> **Data records**

* * *

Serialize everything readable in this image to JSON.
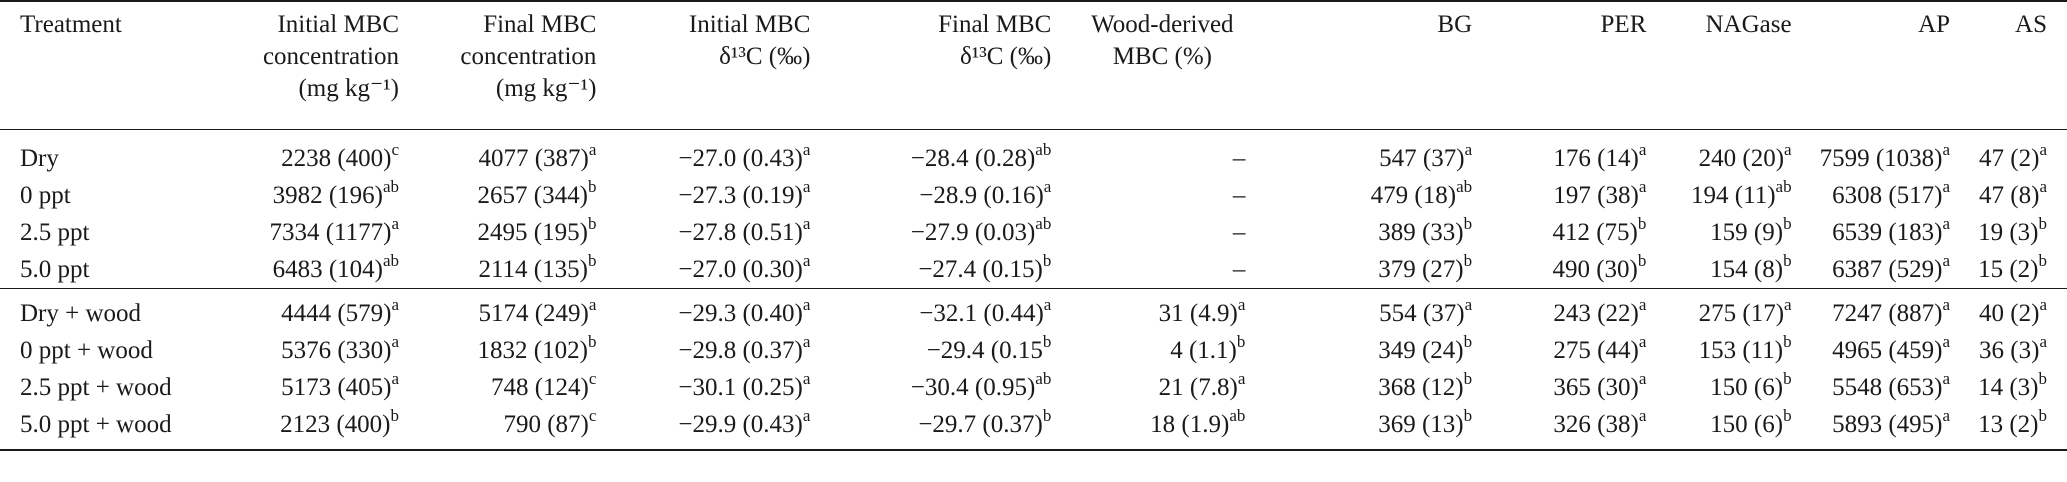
{
  "columns": [
    {
      "lines": [
        "Treatment"
      ]
    },
    {
      "lines": [
        "Initial MBC",
        "concentration",
        "(mg kg⁻¹)"
      ]
    },
    {
      "lines": [
        "Final MBC",
        "concentration",
        "(mg kg⁻¹)"
      ]
    },
    {
      "lines": [
        "Initial MBC",
        "δ¹³C (‰)"
      ]
    },
    {
      "lines": [
        "Final MBC",
        "δ¹³C (‰)"
      ]
    },
    {
      "lines": [
        "Wood-derived",
        "MBC (%)"
      ]
    },
    {
      "lines": [
        "BG"
      ]
    },
    {
      "lines": [
        "PER"
      ]
    },
    {
      "lines": [
        "NAGase"
      ]
    },
    {
      "lines": [
        "AP"
      ]
    },
    {
      "lines": [
        "AS"
      ]
    }
  ],
  "rows": [
    {
      "cells": [
        {
          "v": "Dry"
        },
        {
          "v": "2238 (400)",
          "s": "c"
        },
        {
          "v": "4077 (387)",
          "s": "a"
        },
        {
          "v": "−27.0 (0.43)",
          "s": "a"
        },
        {
          "v": "−28.4 (0.28)",
          "s": "ab"
        },
        {
          "v": "–"
        },
        {
          "v": "547 (37)",
          "s": "a"
        },
        {
          "v": "176 (14)",
          "s": "a"
        },
        {
          "v": "240 (20)",
          "s": "a"
        },
        {
          "v": "7599 (1038)",
          "s": "a"
        },
        {
          "v": "47 (2)",
          "s": "a"
        }
      ]
    },
    {
      "cells": [
        {
          "v": "0 ppt"
        },
        {
          "v": "3982 (196)",
          "s": "ab"
        },
        {
          "v": "2657 (344)",
          "s": "b"
        },
        {
          "v": "−27.3 (0.19)",
          "s": "a"
        },
        {
          "v": "−28.9 (0.16)",
          "s": "a"
        },
        {
          "v": "–"
        },
        {
          "v": "479 (18)",
          "s": "ab"
        },
        {
          "v": "197 (38)",
          "s": "a"
        },
        {
          "v": "194 (11)",
          "s": "ab"
        },
        {
          "v": "6308 (517)",
          "s": "a"
        },
        {
          "v": "47 (8)",
          "s": "a"
        }
      ]
    },
    {
      "cells": [
        {
          "v": "2.5 ppt"
        },
        {
          "v": "7334 (1177)",
          "s": "a"
        },
        {
          "v": "2495 (195)",
          "s": "b"
        },
        {
          "v": "−27.8 (0.51)",
          "s": "a"
        },
        {
          "v": "−27.9 (0.03)",
          "s": "ab"
        },
        {
          "v": "–"
        },
        {
          "v": "389 (33)",
          "s": "b"
        },
        {
          "v": "412 (75)",
          "s": "b"
        },
        {
          "v": "159 (9)",
          "s": "b"
        },
        {
          "v": "6539 (183)",
          "s": "a"
        },
        {
          "v": "19 (3)",
          "s": "b"
        }
      ]
    },
    {
      "cells": [
        {
          "v": "5.0 ppt"
        },
        {
          "v": "6483 (104)",
          "s": "ab"
        },
        {
          "v": "2114 (135)",
          "s": "b"
        },
        {
          "v": "−27.0 (0.30)",
          "s": "a"
        },
        {
          "v": "−27.4 (0.15)",
          "s": "b"
        },
        {
          "v": "–"
        },
        {
          "v": "379 (27)",
          "s": "b"
        },
        {
          "v": "490 (30)",
          "s": "b"
        },
        {
          "v": "154 (8)",
          "s": "b"
        },
        {
          "v": "6387 (529)",
          "s": "a"
        },
        {
          "v": "15 (2)",
          "s": "b"
        }
      ]
    },
    {
      "cells": [
        {
          "v": "Dry + wood"
        },
        {
          "v": "4444 (579)",
          "s": "a"
        },
        {
          "v": "5174 (249)",
          "s": "a"
        },
        {
          "v": "−29.3 (0.40)",
          "s": "a"
        },
        {
          "v": "−32.1 (0.44)",
          "s": "a"
        },
        {
          "v": "31 (4.9)",
          "s": "a"
        },
        {
          "v": "554 (37)",
          "s": "a"
        },
        {
          "v": "243 (22)",
          "s": "a"
        },
        {
          "v": "275 (17)",
          "s": "a"
        },
        {
          "v": "7247 (887)",
          "s": "a"
        },
        {
          "v": "40 (2)",
          "s": "a"
        }
      ]
    },
    {
      "cells": [
        {
          "v": "0 ppt + wood"
        },
        {
          "v": "5376 (330)",
          "s": "a"
        },
        {
          "v": "1832 (102)",
          "s": "b"
        },
        {
          "v": "−29.8 (0.37)",
          "s": "a"
        },
        {
          "v": "−29.4 (0.15",
          "s": "b"
        },
        {
          "v": "4 (1.1)",
          "s": "b"
        },
        {
          "v": "349 (24)",
          "s": "b"
        },
        {
          "v": "275 (44)",
          "s": "a"
        },
        {
          "v": "153 (11)",
          "s": "b"
        },
        {
          "v": "4965 (459)",
          "s": "a"
        },
        {
          "v": "36 (3)",
          "s": "a"
        }
      ]
    },
    {
      "cells": [
        {
          "v": "2.5 ppt + wood"
        },
        {
          "v": "5173 (405)",
          "s": "a"
        },
        {
          "v": "748 (124)",
          "s": "c"
        },
        {
          "v": "−30.1 (0.25)",
          "s": "a"
        },
        {
          "v": "−30.4 (0.95)",
          "s": "ab"
        },
        {
          "v": "21 (7.8)",
          "s": "a"
        },
        {
          "v": "368 (12)",
          "s": "b"
        },
        {
          "v": "365 (30)",
          "s": "a"
        },
        {
          "v": "150 (6)",
          "s": "b"
        },
        {
          "v": "5548 (653)",
          "s": "a"
        },
        {
          "v": "14 (3)",
          "s": "b"
        }
      ]
    },
    {
      "cells": [
        {
          "v": "5.0 ppt + wood"
        },
        {
          "v": "2123 (400)",
          "s": "b"
        },
        {
          "v": "790 (87)",
          "s": "c"
        },
        {
          "v": "−29.9 (0.43)",
          "s": "a"
        },
        {
          "v": "−29.7 (0.37)",
          "s": "b"
        },
        {
          "v": "18 (1.9)",
          "s": "ab"
        },
        {
          "v": "369 (13)",
          "s": "b"
        },
        {
          "v": "326 (38)",
          "s": "a"
        },
        {
          "v": "150 (6)",
          "s": "b"
        },
        {
          "v": "5893 (495)",
          "s": "a"
        },
        {
          "v": "13 (2)",
          "s": "b"
        }
      ]
    }
  ]
}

* * *

Reproduce the material above in full and without alteration, but skip all pictures.

> **ANSWER TO THIS EXERCISE**
Serialize everything readable in this image to JSON.
{
  "columns": [
    {
      "lines": [
        "Treatment"
      ]
    },
    {
      "lines": [
        "Initial MBC",
        "concentration",
        "(mg kg⁻¹)"
      ]
    },
    {
      "lines": [
        "Final MBC",
        "concentration",
        "(mg kg⁻¹)"
      ]
    },
    {
      "lines": [
        "Initial MBC",
        "δ¹³C (‰)"
      ]
    },
    {
      "lines": [
        "Final MBC",
        "δ¹³C (‰)"
      ]
    },
    {
      "lines": [
        "Wood-derived",
        "MBC (%)"
      ]
    },
    {
      "lines": [
        "BG"
      ]
    },
    {
      "lines": [
        "PER"
      ]
    },
    {
      "lines": [
        "NAGase"
      ]
    },
    {
      "lines": [
        "AP"
      ]
    },
    {
      "lines": [
        "AS"
      ]
    }
  ],
  "rows": [
    {
      "cells": [
        {
          "v": "Dry"
        },
        {
          "v": "2238 (400)",
          "s": "c"
        },
        {
          "v": "4077 (387)",
          "s": "a"
        },
        {
          "v": "−27.0 (0.43)",
          "s": "a"
        },
        {
          "v": "−28.4 (0.28)",
          "s": "ab"
        },
        {
          "v": "–"
        },
        {
          "v": "547 (37)",
          "s": "a"
        },
        {
          "v": "176 (14)",
          "s": "a"
        },
        {
          "v": "240 (20)",
          "s": "a"
        },
        {
          "v": "7599 (1038)",
          "s": "a"
        },
        {
          "v": "47 (2)",
          "s": "a"
        }
      ]
    },
    {
      "cells": [
        {
          "v": "0 ppt"
        },
        {
          "v": "3982 (196)",
          "s": "ab"
        },
        {
          "v": "2657 (344)",
          "s": "b"
        },
        {
          "v": "−27.3 (0.19)",
          "s": "a"
        },
        {
          "v": "−28.9 (0.16)",
          "s": "a"
        },
        {
          "v": "–"
        },
        {
          "v": "479 (18)",
          "s": "ab"
        },
        {
          "v": "197 (38)",
          "s": "a"
        },
        {
          "v": "194 (11)",
          "s": "ab"
        },
        {
          "v": "6308 (517)",
          "s": "a"
        },
        {
          "v": "47 (8)",
          "s": "a"
        }
      ]
    },
    {
      "cells": [
        {
          "v": "2.5 ppt"
        },
        {
          "v": "7334 (1177)",
          "s": "a"
        },
        {
          "v": "2495 (195)",
          "s": "b"
        },
        {
          "v": "−27.8 (0.51)",
          "s": "a"
        },
        {
          "v": "−27.9 (0.03)",
          "s": "ab"
        },
        {
          "v": "–"
        },
        {
          "v": "389 (33)",
          "s": "b"
        },
        {
          "v": "412 (75)",
          "s": "b"
        },
        {
          "v": "159 (9)",
          "s": "b"
        },
        {
          "v": "6539 (183)",
          "s": "a"
        },
        {
          "v": "19 (3)",
          "s": "b"
        }
      ]
    },
    {
      "cells": [
        {
          "v": "5.0 ppt"
        },
        {
          "v": "6483 (104)",
          "s": "ab"
        },
        {
          "v": "2114 (135)",
          "s": "b"
        },
        {
          "v": "−27.0 (0.30)",
          "s": "a"
        },
        {
          "v": "−27.4 (0.15)",
          "s": "b"
        },
        {
          "v": "–"
        },
        {
          "v": "379 (27)",
          "s": "b"
        },
        {
          "v": "490 (30)",
          "s": "b"
        },
        {
          "v": "154 (8)",
          "s": "b"
        },
        {
          "v": "6387 (529)",
          "s": "a"
        },
        {
          "v": "15 (2)",
          "s": "b"
        }
      ]
    },
    {
      "cells": [
        {
          "v": "Dry + wood"
        },
        {
          "v": "4444 (579)",
          "s": "a"
        },
        {
          "v": "5174 (249)",
          "s": "a"
        },
        {
          "v": "−29.3 (0.40)",
          "s": "a"
        },
        {
          "v": "−32.1 (0.44)",
          "s": "a"
        },
        {
          "v": "31 (4.9)",
          "s": "a"
        },
        {
          "v": "554 (37)",
          "s": "a"
        },
        {
          "v": "243 (22)",
          "s": "a"
        },
        {
          "v": "275 (17)",
          "s": "a"
        },
        {
          "v": "7247 (887)",
          "s": "a"
        },
        {
          "v": "40 (2)",
          "s": "a"
        }
      ]
    },
    {
      "cells": [
        {
          "v": "0 ppt + wood"
        },
        {
          "v": "5376 (330)",
          "s": "a"
        },
        {
          "v": "1832 (102)",
          "s": "b"
        },
        {
          "v": "−29.8 (0.37)",
          "s": "a"
        },
        {
          "v": "−29.4 (0.15",
          "s": "b"
        },
        {
          "v": "4 (1.1)",
          "s": "b"
        },
        {
          "v": "349 (24)",
          "s": "b"
        },
        {
          "v": "275 (44)",
          "s": "a"
        },
        {
          "v": "153 (11)",
          "s": "b"
        },
        {
          "v": "4965 (459)",
          "s": "a"
        },
        {
          "v": "36 (3)",
          "s": "a"
        }
      ]
    },
    {
      "cells": [
        {
          "v": "2.5 ppt + wood"
        },
        {
          "v": "5173 (405)",
          "s": "a"
        },
        {
          "v": "748 (124)",
          "s": "c"
        },
        {
          "v": "−30.1 (0.25)",
          "s": "a"
        },
        {
          "v": "−30.4 (0.95)",
          "s": "ab"
        },
        {
          "v": "21 (7.8)",
          "s": "a"
        },
        {
          "v": "368 (12)",
          "s": "b"
        },
        {
          "v": "365 (30)",
          "s": "a"
        },
        {
          "v": "150 (6)",
          "s": "b"
        },
        {
          "v": "5548 (653)",
          "s": "a"
        },
        {
          "v": "14 (3)",
          "s": "b"
        }
      ]
    },
    {
      "cells": [
        {
          "v": "5.0 ppt + wood"
        },
        {
          "v": "2123 (400)",
          "s": "b"
        },
        {
          "v": "790 (87)",
          "s": "c"
        },
        {
          "v": "−29.9 (0.43)",
          "s": "a"
        },
        {
          "v": "−29.7 (0.37)",
          "s": "b"
        },
        {
          "v": "18 (1.9)",
          "s": "ab"
        },
        {
          "v": "369 (13)",
          "s": "b"
        },
        {
          "v": "326 (38)",
          "s": "a"
        },
        {
          "v": "150 (6)",
          "s": "b"
        },
        {
          "v": "5893 (495)",
          "s": "a"
        },
        {
          "v": "13 (2)",
          "s": "b"
        }
      ]
    }
  ]
}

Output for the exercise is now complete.